• _JOB_
Only the number is wanted: how many lines contain "atravessar"?

• _INPUT MATERIAL_
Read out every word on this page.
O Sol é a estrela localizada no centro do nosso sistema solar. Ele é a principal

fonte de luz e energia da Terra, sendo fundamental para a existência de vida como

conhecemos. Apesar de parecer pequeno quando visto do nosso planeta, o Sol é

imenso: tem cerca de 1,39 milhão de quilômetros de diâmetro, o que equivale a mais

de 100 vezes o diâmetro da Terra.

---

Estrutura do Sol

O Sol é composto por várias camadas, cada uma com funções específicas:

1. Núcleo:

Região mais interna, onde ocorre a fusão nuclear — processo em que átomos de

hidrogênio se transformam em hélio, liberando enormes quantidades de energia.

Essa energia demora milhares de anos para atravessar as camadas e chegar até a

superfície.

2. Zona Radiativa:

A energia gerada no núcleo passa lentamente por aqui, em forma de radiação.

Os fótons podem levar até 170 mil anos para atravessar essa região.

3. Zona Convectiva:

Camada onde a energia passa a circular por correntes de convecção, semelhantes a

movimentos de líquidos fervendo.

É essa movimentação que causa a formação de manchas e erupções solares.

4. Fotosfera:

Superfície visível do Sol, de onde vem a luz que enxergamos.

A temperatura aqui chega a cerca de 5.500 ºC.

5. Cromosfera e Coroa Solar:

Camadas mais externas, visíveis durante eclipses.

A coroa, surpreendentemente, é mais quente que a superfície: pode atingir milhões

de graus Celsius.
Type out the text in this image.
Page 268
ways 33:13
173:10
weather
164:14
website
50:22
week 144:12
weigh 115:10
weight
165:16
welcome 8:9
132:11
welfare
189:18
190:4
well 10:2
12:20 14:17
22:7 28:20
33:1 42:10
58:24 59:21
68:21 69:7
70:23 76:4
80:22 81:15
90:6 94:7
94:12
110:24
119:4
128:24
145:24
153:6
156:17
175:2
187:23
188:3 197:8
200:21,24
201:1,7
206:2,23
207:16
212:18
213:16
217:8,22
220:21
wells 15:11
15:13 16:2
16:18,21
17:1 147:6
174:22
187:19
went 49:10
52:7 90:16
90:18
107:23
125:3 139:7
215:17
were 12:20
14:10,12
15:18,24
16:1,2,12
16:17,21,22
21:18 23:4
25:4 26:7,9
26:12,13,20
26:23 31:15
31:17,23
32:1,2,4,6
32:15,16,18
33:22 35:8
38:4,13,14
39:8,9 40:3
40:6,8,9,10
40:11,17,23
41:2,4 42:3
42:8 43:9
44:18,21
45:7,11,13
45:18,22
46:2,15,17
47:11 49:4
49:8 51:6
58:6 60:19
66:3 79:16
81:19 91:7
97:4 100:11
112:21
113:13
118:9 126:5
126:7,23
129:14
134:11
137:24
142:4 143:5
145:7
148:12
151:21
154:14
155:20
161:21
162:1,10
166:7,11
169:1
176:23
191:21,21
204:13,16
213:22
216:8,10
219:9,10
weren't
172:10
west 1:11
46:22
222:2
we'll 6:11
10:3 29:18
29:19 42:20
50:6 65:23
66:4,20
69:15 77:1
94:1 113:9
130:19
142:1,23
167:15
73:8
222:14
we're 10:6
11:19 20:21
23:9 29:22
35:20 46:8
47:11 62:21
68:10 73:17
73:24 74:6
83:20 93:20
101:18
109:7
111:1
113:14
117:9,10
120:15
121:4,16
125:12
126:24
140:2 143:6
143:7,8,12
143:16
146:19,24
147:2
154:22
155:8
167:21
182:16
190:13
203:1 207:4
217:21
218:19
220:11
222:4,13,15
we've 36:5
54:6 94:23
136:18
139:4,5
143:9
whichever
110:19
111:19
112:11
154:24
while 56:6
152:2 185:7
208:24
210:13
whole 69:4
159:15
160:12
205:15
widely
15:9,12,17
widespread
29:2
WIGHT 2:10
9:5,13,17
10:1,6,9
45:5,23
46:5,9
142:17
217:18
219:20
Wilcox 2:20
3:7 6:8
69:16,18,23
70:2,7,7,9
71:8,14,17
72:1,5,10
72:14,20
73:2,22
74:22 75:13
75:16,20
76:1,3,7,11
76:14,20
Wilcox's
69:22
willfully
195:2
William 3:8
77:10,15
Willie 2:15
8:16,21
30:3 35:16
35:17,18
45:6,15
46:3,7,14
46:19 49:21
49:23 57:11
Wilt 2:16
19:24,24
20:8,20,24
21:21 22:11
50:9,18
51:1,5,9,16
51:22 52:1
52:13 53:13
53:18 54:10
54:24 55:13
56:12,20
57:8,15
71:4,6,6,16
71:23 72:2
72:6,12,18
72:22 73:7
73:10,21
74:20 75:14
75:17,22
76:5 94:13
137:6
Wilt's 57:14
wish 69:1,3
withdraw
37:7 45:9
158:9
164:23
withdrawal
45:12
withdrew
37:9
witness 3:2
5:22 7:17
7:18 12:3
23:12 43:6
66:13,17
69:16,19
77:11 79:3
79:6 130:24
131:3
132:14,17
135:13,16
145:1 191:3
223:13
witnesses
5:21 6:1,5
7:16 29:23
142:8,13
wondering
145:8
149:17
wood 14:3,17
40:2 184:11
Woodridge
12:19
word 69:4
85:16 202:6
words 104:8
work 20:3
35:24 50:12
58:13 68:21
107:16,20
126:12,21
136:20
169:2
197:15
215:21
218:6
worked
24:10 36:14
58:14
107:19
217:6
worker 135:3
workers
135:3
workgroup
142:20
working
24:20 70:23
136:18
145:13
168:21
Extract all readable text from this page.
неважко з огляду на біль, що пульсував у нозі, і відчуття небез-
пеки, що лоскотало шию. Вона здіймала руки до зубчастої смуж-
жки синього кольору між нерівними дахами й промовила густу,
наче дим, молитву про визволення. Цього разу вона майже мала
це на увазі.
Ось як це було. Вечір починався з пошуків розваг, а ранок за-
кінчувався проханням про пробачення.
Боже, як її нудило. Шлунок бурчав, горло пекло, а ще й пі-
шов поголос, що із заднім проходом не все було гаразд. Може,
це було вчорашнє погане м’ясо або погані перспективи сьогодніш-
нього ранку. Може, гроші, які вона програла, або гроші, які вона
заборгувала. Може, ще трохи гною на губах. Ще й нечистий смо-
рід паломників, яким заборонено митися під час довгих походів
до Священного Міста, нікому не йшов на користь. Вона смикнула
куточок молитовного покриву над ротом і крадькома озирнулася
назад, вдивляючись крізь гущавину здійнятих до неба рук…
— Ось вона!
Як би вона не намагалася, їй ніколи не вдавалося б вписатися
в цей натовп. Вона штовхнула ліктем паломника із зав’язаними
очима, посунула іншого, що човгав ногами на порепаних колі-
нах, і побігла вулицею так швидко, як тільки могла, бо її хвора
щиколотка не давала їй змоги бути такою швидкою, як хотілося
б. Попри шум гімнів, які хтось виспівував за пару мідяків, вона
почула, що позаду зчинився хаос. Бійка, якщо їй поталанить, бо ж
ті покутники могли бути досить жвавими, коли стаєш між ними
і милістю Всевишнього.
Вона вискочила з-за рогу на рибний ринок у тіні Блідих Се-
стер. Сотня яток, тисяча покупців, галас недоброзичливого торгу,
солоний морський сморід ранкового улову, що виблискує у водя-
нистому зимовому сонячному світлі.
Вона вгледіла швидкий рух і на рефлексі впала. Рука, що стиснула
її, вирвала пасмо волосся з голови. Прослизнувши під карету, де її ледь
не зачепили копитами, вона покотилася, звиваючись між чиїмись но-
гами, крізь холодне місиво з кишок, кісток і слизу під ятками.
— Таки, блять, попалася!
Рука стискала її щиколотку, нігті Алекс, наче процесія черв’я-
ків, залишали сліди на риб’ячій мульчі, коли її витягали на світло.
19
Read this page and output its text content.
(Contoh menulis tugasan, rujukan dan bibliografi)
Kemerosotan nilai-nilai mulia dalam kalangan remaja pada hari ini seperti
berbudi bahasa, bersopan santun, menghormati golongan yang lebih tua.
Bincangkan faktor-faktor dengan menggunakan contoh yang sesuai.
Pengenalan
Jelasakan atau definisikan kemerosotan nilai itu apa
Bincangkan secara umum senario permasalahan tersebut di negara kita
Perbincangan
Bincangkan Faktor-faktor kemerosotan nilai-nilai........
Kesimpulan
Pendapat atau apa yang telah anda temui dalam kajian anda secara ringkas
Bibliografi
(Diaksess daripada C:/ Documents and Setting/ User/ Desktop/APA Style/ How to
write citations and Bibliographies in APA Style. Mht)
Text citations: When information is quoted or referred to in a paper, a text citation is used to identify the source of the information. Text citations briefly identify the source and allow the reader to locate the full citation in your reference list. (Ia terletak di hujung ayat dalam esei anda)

• _EXERCISE RESPONSE_
2